Dataset excerpt:
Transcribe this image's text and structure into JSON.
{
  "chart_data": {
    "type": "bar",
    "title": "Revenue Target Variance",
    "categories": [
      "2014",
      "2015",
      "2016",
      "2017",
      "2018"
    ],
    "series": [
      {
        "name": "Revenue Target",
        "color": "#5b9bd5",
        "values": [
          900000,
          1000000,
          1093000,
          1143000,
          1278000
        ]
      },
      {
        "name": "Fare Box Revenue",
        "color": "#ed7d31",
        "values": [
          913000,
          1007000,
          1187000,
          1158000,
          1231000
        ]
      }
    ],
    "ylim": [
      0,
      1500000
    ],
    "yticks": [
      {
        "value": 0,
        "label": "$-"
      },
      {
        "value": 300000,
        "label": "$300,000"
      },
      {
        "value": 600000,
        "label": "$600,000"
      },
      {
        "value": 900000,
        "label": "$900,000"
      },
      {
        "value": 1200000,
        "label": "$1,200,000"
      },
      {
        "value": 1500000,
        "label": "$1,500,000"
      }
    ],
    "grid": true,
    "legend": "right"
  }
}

> Task instructions: Each entry above is to be set down again in exactly the same words.

> Exercise solution:
Transcribe this image's text and structure into JSON.
{
  "chart_data": {
    "type": "bar",
    "title": "Revenue Target Variance",
    "categories": [
      "2014",
      "2015",
      "2016",
      "2017",
      "2018"
    ],
    "series": [
      {
        "name": "Revenue Target",
        "color": "#5b9bd5",
        "values": [
          900000,
          1000000,
          1093000,
          1143000,
          1278000
        ]
      },
      {
        "name": "Fare Box Revenue",
        "color": "#ed7d31",
        "values": [
          913000,
          1007000,
          1187000,
          1158000,
          1231000
        ]
      }
    ],
    "ylim": [
      0,
      1500000
    ],
    "yticks": [
      {
        "value": 0,
        "label": "$-"
      },
      {
        "value": 300000,
        "label": "$300,000"
      },
      {
        "value": 600000,
        "label": "$600,000"
      },
      {
        "value": 900000,
        "label": "$900,000"
      },
      {
        "value": 1200000,
        "label": "$1,200,000"
      },
      {
        "value": 1500000,
        "label": "$1,500,000"
      }
    ],
    "grid": true,
    "legend": "right"
  }
}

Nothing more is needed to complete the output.